▶ _INSTRUCTIONS FOR THE TASK_
Every line that contains the word "price" should be copied.

▶ _EXERCISE INPUT_
-=-=-=-=-

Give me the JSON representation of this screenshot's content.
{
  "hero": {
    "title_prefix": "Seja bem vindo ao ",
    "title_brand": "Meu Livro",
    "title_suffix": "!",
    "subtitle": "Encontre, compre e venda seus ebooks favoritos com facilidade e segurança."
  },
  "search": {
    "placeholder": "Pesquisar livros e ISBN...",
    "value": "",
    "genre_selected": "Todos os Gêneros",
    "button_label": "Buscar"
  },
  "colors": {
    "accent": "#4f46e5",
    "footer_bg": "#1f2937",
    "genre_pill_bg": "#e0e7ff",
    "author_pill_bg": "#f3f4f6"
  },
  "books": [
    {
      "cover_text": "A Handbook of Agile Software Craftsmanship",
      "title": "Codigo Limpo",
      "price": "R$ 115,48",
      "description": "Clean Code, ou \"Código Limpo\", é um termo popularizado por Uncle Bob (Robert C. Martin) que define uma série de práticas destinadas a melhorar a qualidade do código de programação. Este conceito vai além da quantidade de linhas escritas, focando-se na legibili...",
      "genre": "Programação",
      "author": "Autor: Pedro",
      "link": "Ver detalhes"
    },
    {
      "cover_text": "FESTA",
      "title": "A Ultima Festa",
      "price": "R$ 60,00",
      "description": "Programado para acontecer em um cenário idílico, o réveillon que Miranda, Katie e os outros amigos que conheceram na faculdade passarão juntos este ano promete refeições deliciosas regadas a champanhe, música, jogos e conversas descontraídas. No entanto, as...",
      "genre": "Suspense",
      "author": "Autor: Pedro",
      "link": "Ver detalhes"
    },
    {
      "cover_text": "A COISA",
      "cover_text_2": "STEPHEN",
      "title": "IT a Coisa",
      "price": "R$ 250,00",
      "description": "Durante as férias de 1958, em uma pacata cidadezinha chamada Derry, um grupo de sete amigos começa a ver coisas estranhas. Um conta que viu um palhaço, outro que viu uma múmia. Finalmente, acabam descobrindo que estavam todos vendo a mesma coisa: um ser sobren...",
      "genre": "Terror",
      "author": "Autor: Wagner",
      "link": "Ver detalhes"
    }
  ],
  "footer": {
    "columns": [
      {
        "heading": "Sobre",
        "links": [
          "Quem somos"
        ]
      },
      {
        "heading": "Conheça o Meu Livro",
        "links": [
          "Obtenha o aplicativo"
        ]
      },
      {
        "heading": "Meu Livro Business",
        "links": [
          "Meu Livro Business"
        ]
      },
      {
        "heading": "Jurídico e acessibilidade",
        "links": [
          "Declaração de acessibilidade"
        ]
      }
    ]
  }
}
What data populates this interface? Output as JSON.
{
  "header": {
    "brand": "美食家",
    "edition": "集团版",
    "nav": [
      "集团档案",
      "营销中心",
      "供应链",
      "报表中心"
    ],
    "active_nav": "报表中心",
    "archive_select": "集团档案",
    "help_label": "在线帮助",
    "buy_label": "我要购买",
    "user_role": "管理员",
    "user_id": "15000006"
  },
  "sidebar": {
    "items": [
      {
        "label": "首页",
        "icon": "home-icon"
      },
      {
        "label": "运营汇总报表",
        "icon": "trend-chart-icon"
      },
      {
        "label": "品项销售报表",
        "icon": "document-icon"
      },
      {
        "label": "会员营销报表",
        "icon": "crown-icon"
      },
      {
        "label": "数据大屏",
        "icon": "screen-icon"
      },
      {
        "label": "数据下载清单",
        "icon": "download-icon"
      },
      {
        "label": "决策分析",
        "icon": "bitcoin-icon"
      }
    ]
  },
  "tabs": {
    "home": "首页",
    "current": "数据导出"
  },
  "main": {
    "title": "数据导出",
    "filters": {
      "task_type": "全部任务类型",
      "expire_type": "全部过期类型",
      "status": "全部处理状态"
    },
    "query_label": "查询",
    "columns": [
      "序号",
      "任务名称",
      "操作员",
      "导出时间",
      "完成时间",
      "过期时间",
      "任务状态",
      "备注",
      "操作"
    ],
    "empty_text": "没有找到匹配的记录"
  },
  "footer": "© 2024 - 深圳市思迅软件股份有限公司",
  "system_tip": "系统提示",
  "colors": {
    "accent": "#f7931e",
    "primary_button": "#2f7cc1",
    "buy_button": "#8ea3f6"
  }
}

-=-=-=-=-

▶ _RESPONSE TO THE TASK_
      "price": "R$ 115,48",
      "price": "R$ 60,00",
      "price": "R$ 250,00",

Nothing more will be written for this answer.